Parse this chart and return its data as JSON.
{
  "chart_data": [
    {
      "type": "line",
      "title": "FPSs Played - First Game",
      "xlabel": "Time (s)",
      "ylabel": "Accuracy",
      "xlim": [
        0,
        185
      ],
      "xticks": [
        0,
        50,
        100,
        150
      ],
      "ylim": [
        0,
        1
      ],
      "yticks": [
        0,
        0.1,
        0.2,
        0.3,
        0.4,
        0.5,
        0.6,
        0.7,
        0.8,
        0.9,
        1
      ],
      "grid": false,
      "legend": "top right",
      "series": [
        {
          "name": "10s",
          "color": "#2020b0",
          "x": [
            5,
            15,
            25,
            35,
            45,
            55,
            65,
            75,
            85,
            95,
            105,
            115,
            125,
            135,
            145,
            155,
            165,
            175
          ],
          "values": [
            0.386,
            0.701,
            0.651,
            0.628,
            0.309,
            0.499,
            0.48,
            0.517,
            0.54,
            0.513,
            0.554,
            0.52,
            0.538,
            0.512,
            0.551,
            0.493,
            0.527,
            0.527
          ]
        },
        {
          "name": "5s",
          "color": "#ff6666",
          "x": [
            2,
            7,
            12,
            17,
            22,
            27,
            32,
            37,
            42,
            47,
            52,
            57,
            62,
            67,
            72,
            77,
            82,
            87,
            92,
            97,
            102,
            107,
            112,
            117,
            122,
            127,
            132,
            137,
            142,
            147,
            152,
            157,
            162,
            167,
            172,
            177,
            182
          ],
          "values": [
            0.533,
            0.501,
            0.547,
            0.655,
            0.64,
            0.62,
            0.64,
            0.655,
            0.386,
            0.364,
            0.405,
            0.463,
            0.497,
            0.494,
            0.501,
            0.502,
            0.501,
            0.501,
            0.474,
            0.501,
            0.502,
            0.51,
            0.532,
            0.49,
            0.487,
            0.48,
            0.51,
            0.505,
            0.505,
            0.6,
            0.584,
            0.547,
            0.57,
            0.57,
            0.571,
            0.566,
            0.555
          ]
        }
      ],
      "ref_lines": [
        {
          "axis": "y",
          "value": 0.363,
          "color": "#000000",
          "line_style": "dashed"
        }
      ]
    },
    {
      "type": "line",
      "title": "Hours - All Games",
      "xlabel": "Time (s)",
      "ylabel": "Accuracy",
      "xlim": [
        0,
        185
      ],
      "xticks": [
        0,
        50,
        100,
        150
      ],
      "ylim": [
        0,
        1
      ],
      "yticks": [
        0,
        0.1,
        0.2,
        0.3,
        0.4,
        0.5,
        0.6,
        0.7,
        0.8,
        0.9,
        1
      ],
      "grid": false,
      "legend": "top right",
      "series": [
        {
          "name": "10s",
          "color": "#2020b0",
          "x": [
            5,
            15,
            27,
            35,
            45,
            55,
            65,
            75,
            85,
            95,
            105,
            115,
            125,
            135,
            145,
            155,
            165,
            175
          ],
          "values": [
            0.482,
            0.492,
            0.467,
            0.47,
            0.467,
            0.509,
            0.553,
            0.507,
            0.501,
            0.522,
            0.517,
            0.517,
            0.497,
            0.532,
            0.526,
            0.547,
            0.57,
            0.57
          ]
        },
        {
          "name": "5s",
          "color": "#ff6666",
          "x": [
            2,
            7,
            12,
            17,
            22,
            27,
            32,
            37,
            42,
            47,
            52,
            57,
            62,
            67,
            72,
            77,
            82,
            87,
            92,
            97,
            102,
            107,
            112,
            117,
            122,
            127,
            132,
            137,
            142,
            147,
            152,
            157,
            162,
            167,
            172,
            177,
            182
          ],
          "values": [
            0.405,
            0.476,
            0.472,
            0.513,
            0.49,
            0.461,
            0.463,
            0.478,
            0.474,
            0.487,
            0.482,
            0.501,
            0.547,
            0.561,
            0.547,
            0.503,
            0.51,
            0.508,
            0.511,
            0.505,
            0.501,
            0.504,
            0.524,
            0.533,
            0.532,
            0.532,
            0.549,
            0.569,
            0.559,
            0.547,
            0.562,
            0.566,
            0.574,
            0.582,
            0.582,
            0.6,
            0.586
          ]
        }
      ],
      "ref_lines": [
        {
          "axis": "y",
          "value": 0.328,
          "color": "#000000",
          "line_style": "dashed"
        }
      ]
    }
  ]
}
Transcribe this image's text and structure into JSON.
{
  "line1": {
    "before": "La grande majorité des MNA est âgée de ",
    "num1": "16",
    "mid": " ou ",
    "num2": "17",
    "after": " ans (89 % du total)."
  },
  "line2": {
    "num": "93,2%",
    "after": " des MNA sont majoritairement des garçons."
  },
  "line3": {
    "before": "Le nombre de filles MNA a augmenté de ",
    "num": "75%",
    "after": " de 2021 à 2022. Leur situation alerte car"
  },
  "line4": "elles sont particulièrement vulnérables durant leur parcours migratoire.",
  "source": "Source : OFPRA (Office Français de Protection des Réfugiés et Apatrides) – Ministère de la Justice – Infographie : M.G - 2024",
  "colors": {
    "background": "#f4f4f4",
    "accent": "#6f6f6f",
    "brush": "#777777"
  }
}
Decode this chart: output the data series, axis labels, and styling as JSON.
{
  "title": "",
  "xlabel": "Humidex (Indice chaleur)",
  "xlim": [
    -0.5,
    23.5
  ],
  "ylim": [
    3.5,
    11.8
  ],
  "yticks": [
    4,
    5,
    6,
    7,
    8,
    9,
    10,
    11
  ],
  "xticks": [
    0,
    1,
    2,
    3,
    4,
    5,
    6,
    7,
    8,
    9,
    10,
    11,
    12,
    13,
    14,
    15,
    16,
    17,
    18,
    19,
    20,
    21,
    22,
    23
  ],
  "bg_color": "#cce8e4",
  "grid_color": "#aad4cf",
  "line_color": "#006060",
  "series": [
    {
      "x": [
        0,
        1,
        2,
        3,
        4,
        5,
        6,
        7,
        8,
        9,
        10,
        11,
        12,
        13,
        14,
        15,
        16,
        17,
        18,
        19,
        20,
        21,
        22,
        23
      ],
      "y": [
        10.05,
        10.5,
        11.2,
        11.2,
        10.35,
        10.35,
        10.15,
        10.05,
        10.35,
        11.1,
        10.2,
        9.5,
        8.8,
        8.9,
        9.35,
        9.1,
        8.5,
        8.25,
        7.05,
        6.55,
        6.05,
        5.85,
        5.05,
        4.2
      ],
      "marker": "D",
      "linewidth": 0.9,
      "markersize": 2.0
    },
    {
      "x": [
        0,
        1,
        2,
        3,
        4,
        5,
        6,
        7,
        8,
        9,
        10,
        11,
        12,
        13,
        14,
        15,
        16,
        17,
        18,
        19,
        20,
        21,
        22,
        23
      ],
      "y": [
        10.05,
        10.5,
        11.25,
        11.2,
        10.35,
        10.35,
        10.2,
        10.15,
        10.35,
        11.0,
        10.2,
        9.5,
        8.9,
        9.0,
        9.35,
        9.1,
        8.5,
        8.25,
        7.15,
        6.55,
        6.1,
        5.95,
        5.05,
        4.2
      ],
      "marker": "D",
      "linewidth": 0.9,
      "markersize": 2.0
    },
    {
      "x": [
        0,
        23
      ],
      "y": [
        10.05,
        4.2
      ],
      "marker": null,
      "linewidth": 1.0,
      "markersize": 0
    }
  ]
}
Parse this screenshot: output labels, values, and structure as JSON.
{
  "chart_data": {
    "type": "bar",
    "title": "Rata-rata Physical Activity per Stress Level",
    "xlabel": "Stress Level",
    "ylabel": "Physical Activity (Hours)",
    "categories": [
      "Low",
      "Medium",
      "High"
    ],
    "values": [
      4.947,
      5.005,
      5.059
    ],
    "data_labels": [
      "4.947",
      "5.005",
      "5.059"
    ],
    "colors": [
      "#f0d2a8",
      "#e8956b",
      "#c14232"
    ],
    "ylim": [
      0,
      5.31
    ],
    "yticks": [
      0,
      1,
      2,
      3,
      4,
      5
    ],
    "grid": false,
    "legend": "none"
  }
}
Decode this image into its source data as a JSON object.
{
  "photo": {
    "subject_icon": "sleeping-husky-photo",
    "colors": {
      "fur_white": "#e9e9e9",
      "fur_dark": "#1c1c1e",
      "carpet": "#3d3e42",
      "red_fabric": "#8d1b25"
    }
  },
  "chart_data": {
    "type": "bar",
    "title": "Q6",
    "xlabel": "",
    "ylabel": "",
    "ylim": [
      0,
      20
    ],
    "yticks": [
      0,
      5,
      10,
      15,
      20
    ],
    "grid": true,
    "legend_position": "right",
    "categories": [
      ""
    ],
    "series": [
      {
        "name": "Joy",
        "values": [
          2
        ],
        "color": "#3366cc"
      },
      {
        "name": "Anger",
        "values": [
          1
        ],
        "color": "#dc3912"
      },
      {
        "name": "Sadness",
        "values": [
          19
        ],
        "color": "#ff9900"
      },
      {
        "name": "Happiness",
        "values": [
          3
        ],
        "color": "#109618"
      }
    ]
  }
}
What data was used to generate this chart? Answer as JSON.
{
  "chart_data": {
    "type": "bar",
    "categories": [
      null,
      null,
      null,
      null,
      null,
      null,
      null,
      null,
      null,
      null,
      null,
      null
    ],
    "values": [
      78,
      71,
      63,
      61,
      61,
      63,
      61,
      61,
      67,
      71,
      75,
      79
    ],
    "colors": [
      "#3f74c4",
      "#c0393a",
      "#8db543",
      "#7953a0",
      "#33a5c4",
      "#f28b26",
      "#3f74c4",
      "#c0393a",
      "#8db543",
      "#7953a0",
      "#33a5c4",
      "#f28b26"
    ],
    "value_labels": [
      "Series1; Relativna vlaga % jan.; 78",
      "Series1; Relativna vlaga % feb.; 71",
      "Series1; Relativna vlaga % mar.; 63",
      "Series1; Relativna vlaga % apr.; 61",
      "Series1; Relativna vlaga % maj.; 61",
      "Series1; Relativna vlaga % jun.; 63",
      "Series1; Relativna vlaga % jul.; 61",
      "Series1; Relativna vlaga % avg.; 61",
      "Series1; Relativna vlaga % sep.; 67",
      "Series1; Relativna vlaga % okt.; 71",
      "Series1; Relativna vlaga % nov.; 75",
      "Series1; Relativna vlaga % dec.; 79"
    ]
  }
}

### Work to do
Pull out all lines from the entries above that include the word "Hours".

### Written reply
      "title": "Hours - All Games",
    "ylabel": "Physical Activity (Hours)",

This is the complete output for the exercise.